* [Work to complete]: Reproduce the rows word for word, starting at the line containing "lon-tick-label: 140°E [204, 516, 253, 535]" and ending at the line containing "colorbar-tick-label: 0.48 [866, 575, 897, 591]", with both of those lines included.

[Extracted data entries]
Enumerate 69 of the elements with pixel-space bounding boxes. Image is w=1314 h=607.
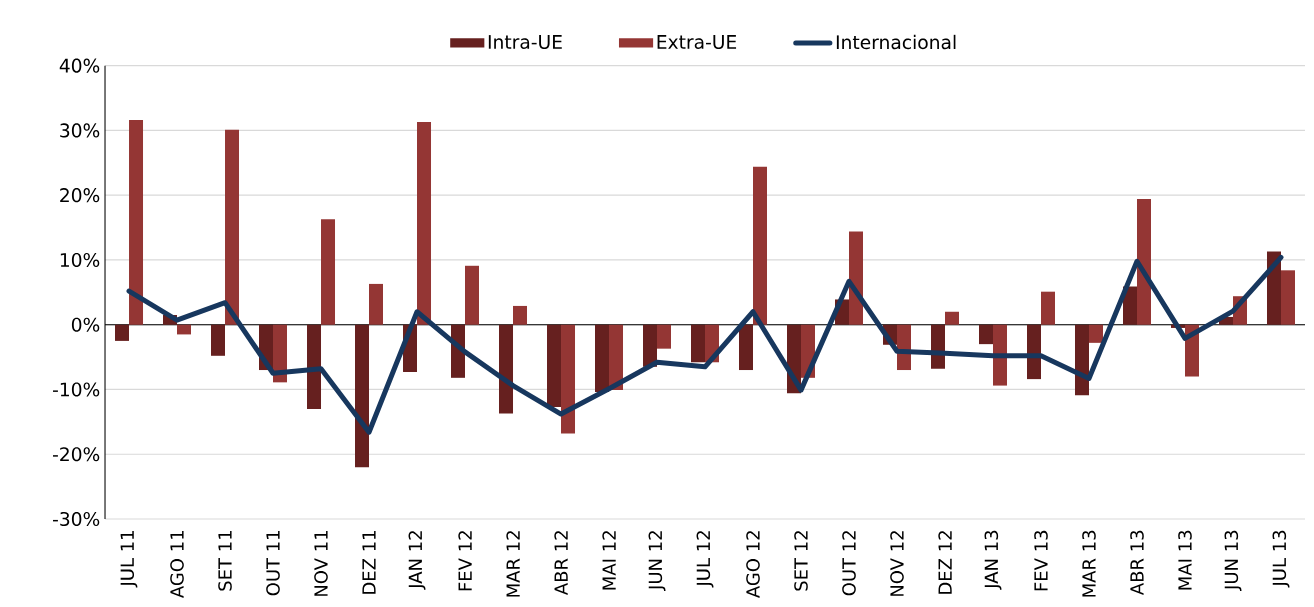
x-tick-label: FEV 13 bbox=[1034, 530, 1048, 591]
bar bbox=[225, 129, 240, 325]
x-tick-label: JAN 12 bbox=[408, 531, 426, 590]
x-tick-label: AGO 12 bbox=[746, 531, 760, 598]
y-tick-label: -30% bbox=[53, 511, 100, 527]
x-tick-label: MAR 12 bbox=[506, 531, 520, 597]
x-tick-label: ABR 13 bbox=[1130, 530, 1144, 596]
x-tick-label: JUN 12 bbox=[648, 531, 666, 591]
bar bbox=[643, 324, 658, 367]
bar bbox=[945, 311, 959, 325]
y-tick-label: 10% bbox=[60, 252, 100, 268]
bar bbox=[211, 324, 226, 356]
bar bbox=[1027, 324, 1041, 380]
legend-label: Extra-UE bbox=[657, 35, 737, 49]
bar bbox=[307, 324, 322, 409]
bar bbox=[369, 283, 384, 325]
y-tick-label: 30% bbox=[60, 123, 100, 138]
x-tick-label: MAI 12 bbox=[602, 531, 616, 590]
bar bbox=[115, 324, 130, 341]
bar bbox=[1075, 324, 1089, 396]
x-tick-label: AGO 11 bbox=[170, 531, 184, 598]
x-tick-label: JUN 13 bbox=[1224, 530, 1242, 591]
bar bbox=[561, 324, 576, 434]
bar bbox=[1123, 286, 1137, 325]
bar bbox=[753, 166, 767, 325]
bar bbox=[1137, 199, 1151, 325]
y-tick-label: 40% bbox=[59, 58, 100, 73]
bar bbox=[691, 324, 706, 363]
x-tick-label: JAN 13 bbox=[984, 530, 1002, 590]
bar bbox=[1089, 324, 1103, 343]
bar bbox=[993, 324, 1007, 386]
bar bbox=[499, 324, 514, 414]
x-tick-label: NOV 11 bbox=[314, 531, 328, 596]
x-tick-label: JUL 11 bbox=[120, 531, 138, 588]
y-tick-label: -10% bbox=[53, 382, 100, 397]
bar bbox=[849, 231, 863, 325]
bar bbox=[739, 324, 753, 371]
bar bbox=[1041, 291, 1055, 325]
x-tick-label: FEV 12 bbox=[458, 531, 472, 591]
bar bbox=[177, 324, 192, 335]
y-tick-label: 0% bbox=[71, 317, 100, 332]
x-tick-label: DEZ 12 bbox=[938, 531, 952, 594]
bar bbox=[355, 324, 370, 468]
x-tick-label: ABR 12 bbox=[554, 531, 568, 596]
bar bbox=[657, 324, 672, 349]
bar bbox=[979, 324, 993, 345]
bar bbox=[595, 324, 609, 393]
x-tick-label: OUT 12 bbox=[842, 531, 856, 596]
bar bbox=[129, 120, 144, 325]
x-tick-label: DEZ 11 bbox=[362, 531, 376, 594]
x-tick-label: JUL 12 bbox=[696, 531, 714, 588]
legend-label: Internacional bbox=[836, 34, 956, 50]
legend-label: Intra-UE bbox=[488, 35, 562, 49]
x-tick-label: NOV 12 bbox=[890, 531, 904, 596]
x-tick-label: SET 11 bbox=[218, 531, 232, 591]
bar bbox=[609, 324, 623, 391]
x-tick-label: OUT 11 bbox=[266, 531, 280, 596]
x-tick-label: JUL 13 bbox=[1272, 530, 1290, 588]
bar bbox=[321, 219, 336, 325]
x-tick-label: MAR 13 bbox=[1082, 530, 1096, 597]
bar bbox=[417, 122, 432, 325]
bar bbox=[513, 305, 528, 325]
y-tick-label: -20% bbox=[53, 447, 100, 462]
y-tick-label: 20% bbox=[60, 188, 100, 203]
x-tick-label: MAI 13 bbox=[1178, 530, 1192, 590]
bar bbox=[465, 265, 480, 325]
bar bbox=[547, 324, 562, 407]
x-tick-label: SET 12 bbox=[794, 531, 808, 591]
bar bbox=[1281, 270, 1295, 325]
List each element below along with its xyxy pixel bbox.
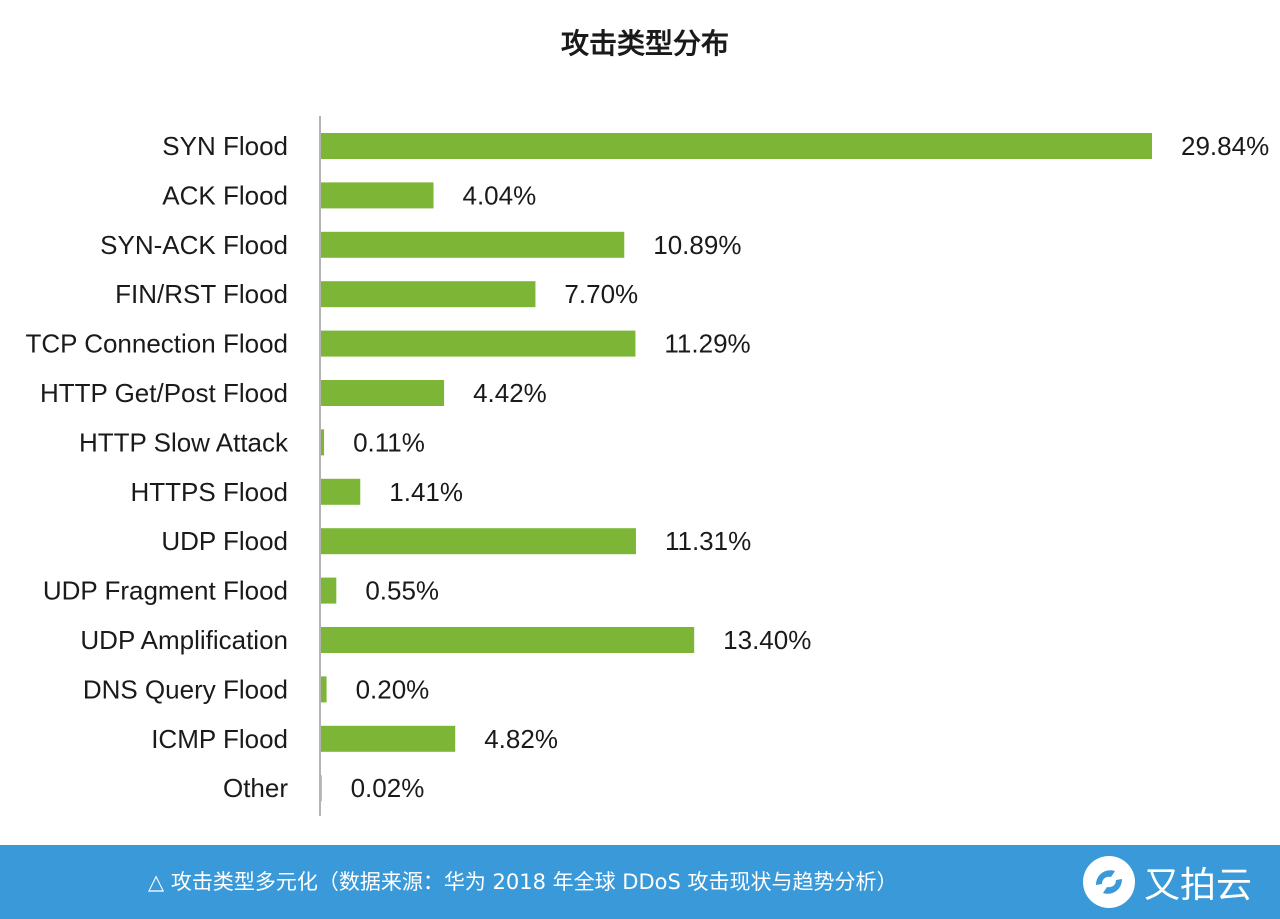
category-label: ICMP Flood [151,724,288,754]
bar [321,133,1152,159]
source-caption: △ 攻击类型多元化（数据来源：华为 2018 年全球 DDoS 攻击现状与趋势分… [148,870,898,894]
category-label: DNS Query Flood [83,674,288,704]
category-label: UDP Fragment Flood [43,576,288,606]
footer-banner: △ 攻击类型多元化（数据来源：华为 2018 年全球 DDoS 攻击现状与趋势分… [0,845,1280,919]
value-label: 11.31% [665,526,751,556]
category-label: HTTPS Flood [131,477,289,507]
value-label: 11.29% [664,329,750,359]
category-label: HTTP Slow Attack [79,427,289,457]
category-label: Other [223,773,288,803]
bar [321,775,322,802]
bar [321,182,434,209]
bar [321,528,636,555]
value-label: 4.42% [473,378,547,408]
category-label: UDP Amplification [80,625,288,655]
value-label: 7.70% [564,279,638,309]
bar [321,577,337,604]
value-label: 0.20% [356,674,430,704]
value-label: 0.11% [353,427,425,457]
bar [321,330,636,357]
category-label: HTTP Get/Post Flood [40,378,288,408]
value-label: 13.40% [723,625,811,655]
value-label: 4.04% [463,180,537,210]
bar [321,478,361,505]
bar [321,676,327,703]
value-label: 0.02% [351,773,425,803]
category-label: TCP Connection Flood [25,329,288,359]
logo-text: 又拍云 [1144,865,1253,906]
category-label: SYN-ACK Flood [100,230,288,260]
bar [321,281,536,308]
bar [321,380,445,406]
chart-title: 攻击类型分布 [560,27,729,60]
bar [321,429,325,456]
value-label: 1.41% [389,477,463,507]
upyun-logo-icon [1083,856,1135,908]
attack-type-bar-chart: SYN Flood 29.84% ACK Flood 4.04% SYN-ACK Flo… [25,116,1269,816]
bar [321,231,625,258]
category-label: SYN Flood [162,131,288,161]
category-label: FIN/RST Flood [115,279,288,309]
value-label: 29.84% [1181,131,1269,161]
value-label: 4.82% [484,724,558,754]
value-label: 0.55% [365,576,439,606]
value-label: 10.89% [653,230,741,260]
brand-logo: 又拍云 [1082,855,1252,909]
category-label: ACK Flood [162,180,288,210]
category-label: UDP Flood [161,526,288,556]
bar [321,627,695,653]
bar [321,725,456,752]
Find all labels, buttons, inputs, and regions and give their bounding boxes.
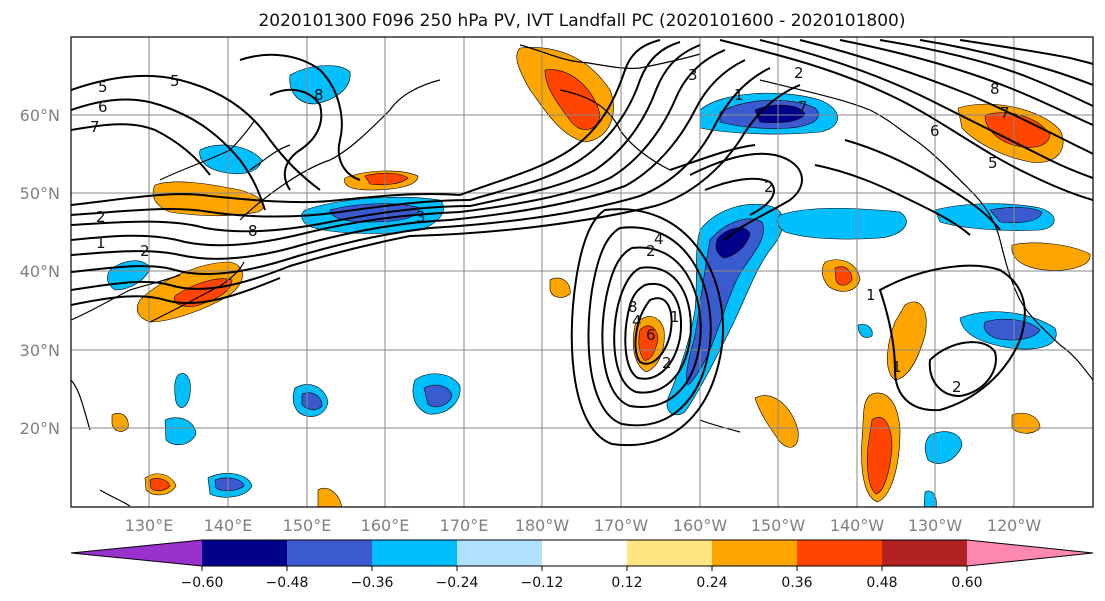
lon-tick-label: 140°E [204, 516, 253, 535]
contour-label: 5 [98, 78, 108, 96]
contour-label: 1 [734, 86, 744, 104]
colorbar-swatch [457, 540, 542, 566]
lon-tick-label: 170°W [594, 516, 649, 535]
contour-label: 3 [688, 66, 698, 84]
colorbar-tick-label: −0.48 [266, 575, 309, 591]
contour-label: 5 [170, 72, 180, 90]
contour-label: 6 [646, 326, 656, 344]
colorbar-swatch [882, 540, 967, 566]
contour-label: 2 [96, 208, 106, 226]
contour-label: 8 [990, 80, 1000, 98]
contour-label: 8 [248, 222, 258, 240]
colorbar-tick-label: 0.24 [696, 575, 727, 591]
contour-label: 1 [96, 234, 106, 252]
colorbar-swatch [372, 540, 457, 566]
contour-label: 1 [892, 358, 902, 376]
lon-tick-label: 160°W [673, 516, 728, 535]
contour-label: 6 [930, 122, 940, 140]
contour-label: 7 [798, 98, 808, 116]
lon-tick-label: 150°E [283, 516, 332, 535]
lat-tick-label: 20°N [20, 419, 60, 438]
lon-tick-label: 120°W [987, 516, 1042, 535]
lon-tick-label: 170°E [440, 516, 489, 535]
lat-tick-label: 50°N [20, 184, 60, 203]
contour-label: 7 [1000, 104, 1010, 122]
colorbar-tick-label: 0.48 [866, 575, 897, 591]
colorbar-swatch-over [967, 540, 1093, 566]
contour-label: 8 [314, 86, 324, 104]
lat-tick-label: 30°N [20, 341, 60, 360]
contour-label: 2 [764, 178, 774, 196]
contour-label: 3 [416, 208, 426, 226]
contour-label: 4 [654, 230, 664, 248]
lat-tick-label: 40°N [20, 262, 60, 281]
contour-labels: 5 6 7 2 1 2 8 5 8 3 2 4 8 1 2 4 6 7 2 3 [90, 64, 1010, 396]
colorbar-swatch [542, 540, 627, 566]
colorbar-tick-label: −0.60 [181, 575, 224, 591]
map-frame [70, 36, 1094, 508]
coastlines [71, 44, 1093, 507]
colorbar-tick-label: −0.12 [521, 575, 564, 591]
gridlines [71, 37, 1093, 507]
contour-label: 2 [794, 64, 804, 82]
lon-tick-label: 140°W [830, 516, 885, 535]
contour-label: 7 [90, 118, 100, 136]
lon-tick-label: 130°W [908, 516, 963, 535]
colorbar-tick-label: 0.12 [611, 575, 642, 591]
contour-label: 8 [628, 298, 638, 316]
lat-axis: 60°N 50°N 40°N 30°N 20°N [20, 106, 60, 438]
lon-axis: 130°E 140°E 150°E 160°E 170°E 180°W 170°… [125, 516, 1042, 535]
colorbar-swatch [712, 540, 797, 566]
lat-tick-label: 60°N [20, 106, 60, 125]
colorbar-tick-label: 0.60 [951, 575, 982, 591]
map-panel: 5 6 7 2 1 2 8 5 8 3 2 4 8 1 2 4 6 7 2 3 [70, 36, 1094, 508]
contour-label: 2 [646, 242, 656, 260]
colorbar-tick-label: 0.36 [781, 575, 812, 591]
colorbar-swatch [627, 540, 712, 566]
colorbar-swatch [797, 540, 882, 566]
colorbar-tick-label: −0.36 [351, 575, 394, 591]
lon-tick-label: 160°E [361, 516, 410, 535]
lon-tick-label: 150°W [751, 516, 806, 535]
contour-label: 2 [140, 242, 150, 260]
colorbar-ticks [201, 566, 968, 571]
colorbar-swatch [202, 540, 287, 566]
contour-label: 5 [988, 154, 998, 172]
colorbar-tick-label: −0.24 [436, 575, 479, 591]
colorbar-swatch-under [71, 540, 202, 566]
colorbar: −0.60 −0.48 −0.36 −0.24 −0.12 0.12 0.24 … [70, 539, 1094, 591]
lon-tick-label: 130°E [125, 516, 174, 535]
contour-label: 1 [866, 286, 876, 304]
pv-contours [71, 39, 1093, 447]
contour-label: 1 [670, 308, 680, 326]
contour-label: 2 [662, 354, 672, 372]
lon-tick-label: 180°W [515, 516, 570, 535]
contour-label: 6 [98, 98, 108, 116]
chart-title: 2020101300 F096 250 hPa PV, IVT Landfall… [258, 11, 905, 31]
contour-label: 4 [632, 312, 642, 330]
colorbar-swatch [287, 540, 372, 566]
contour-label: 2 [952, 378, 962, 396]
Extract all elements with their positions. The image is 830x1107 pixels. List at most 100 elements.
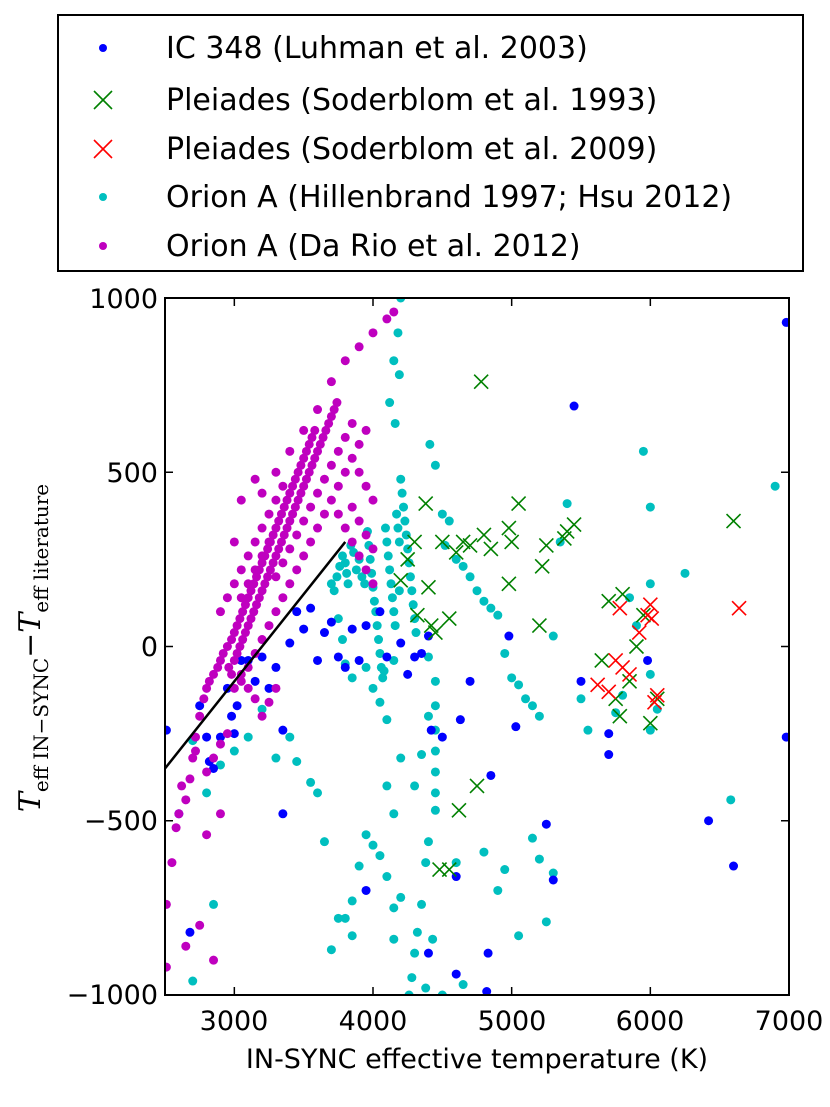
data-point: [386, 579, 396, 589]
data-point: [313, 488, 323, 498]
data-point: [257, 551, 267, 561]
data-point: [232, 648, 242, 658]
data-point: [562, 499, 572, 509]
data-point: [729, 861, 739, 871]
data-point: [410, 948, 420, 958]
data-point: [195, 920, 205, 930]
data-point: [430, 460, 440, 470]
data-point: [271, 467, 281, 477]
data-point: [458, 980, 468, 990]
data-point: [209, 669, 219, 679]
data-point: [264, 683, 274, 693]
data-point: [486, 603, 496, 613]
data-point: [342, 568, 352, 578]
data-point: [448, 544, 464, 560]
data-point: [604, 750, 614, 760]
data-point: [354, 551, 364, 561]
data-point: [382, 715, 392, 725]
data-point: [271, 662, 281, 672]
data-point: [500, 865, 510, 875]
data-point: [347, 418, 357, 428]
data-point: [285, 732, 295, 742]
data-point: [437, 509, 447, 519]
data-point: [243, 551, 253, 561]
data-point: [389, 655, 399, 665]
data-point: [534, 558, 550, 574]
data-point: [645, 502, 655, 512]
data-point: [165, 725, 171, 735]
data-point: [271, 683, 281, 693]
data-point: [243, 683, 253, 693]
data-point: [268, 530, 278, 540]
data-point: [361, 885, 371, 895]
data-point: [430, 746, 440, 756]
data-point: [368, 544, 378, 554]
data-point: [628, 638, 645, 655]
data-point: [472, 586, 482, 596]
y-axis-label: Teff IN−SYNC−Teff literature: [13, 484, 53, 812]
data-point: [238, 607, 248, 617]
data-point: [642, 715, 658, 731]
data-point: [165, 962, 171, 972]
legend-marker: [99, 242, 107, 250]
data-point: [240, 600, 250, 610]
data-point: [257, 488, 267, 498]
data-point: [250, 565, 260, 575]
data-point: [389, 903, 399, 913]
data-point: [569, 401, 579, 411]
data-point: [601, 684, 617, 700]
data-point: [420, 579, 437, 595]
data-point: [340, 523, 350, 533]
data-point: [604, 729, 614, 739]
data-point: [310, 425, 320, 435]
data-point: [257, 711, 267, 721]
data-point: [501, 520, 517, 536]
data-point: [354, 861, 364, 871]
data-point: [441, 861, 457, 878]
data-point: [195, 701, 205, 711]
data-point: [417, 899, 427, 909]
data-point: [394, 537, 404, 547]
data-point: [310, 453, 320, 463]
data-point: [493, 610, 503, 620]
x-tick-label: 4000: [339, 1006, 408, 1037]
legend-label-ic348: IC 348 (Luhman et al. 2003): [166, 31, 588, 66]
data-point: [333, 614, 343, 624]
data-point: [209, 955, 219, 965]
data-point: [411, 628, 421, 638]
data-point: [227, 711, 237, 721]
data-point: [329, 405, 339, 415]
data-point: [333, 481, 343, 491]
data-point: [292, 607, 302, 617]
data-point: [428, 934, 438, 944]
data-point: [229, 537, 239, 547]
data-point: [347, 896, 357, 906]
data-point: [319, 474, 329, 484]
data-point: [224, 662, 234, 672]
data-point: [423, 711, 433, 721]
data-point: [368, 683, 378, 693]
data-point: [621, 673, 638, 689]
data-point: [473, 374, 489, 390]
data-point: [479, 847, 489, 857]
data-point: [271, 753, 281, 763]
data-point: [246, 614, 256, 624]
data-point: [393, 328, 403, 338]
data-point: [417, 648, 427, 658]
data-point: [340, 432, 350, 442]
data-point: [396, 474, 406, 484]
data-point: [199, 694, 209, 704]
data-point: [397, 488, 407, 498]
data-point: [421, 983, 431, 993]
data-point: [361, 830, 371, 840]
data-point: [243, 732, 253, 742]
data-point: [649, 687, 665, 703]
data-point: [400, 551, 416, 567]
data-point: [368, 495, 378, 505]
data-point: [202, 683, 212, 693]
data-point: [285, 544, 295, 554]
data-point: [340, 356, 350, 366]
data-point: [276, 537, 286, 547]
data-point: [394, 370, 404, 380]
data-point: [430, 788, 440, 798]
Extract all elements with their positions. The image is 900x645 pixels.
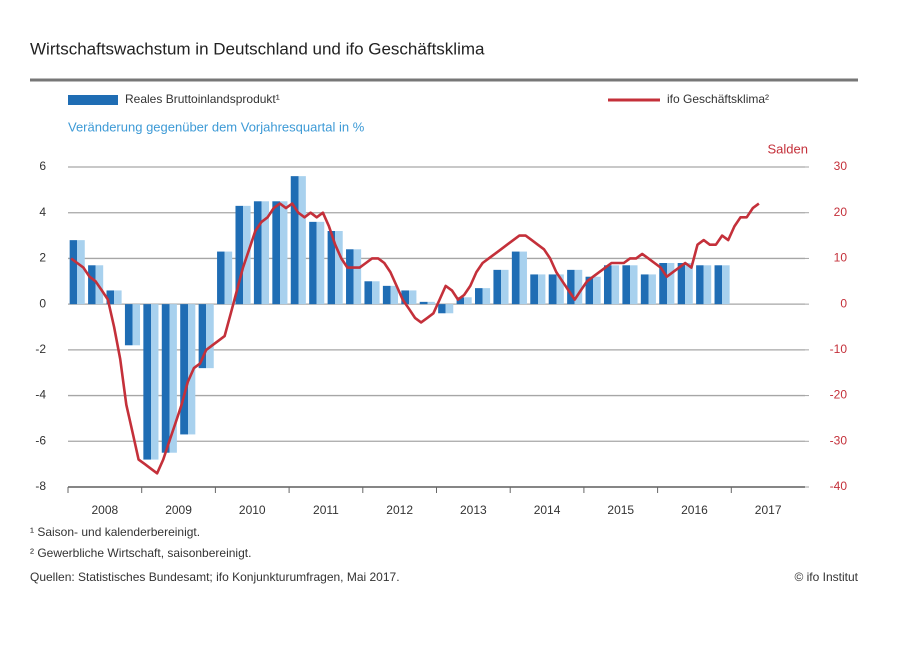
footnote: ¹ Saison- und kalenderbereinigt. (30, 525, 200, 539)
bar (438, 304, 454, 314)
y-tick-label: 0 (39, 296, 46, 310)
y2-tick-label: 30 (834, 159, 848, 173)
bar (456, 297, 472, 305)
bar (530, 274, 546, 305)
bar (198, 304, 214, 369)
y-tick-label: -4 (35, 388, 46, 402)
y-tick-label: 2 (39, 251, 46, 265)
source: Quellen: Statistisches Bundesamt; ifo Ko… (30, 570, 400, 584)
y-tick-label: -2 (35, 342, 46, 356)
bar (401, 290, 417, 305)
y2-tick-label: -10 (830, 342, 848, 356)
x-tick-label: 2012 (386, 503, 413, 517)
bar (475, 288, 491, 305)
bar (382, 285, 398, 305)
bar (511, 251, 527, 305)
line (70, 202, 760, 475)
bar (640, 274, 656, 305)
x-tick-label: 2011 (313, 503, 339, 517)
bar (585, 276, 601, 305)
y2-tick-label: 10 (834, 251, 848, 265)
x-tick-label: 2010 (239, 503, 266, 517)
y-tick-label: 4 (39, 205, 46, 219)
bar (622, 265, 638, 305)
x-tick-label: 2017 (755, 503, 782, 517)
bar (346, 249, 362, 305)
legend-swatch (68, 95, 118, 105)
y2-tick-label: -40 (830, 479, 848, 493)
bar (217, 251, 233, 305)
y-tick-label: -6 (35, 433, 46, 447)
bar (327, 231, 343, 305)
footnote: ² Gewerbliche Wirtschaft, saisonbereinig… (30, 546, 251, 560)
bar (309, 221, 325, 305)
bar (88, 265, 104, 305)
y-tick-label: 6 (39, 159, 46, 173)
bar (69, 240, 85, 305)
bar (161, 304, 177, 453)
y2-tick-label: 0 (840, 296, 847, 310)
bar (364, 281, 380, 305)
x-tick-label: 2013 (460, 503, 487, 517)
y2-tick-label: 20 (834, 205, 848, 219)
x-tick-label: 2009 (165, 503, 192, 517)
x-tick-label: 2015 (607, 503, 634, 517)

* [Task result]:
lon-tick-label: 140°E [204, 516, 253, 535]
contour-label: 5 [98, 78, 108, 96]
contour-label: 1 [734, 86, 744, 104]
colorbar-swatch [457, 540, 542, 566]
lon-tick-label: 170°W [594, 516, 649, 535]
contour-label: 3 [688, 66, 698, 84]
colorbar-tick-label: −0.48 [266, 575, 309, 591]
contour-label: 5 [170, 72, 180, 90]
contour-label: 6 [646, 326, 656, 344]
colorbar-swatch [882, 540, 967, 566]
contour-label: 2 [96, 208, 106, 226]
contour-label: 8 [990, 80, 1000, 98]
contour-label: 8 [248, 222, 258, 240]
colorbar-tick-label: 0.24 [696, 575, 727, 591]
contour-label: 1 [96, 234, 106, 252]
colorbar-swatch [372, 540, 457, 566]
contour-label: 1 [892, 358, 902, 376]
lon-tick-label: 160°W [673, 516, 728, 535]
contour-label: 6 [930, 122, 940, 140]
contour-label: 7 [798, 98, 808, 116]
lon-tick-label: 150°E [283, 516, 332, 535]
lat-tick-label: 20°N [20, 419, 60, 438]
lon-tick-label: 120°W [987, 516, 1042, 535]
lon-tick-label: 170°E [440, 516, 489, 535]
lat-tick-label: 50°N [20, 184, 60, 203]
contour-label: 7 [1000, 104, 1010, 122]
colorbar-tick-label: 0.48 [866, 575, 897, 591]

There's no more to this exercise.